--- start of Record extracts ---

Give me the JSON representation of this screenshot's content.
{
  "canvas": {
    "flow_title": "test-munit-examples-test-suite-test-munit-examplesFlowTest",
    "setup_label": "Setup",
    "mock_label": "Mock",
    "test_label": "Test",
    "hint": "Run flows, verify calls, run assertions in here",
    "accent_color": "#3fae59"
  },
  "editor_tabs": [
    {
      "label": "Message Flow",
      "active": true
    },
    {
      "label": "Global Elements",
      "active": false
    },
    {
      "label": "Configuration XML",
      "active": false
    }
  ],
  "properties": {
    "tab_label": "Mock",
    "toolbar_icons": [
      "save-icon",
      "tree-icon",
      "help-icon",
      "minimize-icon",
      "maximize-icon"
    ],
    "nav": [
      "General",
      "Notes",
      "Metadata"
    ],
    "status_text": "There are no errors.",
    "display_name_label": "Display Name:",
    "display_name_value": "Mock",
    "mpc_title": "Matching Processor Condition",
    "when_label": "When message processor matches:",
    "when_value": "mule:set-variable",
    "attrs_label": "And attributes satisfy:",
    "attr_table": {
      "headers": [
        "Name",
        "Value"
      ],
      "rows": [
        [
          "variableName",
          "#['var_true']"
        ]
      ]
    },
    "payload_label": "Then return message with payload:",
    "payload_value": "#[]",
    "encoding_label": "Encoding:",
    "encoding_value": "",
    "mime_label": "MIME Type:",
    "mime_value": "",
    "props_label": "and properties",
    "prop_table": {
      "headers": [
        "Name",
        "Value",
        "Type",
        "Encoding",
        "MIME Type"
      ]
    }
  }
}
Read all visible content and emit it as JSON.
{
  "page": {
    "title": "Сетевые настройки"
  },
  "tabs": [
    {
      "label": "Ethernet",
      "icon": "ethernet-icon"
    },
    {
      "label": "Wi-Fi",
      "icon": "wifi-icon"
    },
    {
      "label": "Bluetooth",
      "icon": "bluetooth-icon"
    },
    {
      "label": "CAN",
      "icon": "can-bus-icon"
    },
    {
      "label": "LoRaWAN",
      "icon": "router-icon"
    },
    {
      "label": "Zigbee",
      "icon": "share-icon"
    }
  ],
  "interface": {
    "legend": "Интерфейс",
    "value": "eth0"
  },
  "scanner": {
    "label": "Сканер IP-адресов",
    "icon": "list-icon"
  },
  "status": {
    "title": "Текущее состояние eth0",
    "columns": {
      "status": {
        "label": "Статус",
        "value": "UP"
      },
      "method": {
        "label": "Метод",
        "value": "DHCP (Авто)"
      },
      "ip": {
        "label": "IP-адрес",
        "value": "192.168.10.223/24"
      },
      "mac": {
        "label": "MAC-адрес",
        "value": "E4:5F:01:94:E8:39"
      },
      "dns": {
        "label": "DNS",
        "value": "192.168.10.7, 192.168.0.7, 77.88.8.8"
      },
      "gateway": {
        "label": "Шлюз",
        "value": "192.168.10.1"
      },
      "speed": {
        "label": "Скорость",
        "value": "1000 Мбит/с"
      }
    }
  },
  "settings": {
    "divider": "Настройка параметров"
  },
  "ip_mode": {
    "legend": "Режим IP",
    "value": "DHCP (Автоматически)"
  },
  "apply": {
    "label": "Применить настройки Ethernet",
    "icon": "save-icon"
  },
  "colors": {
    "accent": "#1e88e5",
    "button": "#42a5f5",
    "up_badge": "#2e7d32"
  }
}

--- end of Record extracts ---

→ What the task asks
Restate the listing in full, word for word.

→ Exercise response
Give me the JSON representation of this screenshot's content.
{
  "canvas": {
    "flow_title": "test-munit-examples-test-suite-test-munit-examplesFlowTest",
    "setup_label": "Setup",
    "mock_label": "Mock",
    "test_label": "Test",
    "hint": "Run flows, verify calls, run assertions in here",
    "accent_color": "#3fae59"
  },
  "editor_tabs": [
    {
      "label": "Message Flow",
      "active": true
    },
    {
      "label": "Global Elements",
      "active": false
    },
    {
      "label": "Configuration XML",
      "active": false
    }
  ],
  "properties": {
    "tab_label": "Mock",
    "toolbar_icons": [
      "save-icon",
      "tree-icon",
      "help-icon",
      "minimize-icon",
      "maximize-icon"
    ],
    "nav": [
      "General",
      "Notes",
      "Metadata"
    ],
    "status_text": "There are no errors.",
    "display_name_label": "Display Name:",
    "display_name_value": "Mock",
    "mpc_title": "Matching Processor Condition",
    "when_label": "When message processor matches:",
    "when_value": "mule:set-variable",
    "attrs_label": "And attributes satisfy:",
    "attr_table": {
      "headers": [
        "Name",
        "Value"
      ],
      "rows": [
        [
          "variableName",
          "#['var_true']"
        ]
      ]
    },
    "payload_label": "Then return message with payload:",
    "payload_value": "#[]",
    "encoding_label": "Encoding:",
    "encoding_value": "",
    "mime_label": "MIME Type:",
    "mime_value": "",
    "props_label": "and properties",
    "prop_table": {
      "headers": [
        "Name",
        "Value",
        "Type",
        "Encoding",
        "MIME Type"
      ]
    }
  }
}
Read all visible content and emit it as JSON.
{
  "page": {
    "title": "Сетевые настройки"
  },
  "tabs": [
    {
      "label": "Ethernet",
      "icon": "ethernet-icon"
    },
    {
      "label": "Wi-Fi",
      "icon": "wifi-icon"
    },
    {
      "label": "Bluetooth",
      "icon": "bluetooth-icon"
    },
    {
      "label": "CAN",
      "icon": "can-bus-icon"
    },
    {
      "label": "LoRaWAN",
      "icon": "router-icon"
    },
    {
      "label": "Zigbee",
      "icon": "share-icon"
    }
  ],
  "interface": {
    "legend": "Интерфейс",
    "value": "eth0"
  },
  "scanner": {
    "label": "Сканер IP-адресов",
    "icon": "list-icon"
  },
  "status": {
    "title": "Текущее состояние eth0",
    "columns": {
      "status": {
        "label": "Статус",
        "value": "UP"
      },
      "method": {
        "label": "Метод",
        "value": "DHCP (Авто)"
      },
      "ip": {
        "label": "IP-адрес",
        "value": "192.168.10.223/24"
      },
      "mac": {
        "label": "MAC-адрес",
        "value": "E4:5F:01:94:E8:39"
      },
      "dns": {
        "label": "DNS",
        "value": "192.168.10.7, 192.168.0.7, 77.88.8.8"
      },
      "gateway": {
        "label": "Шлюз",
        "value": "192.168.10.1"
      },
      "speed": {
        "label": "Скорость",
        "value": "1000 Мбит/с"
      }
    }
  },
  "settings": {
    "divider": "Настройка параметров"
  },
  "ip_mode": {
    "legend": "Режим IP",
    "value": "DHCP (Автоматически)"
  },
  "apply": {
    "label": "Применить настройки Ethernet",
    "icon": "save-icon"
  },
  "colors": {
    "accent": "#1e88e5",
    "button": "#42a5f5",
    "up_badge": "#2e7d32"
  }
}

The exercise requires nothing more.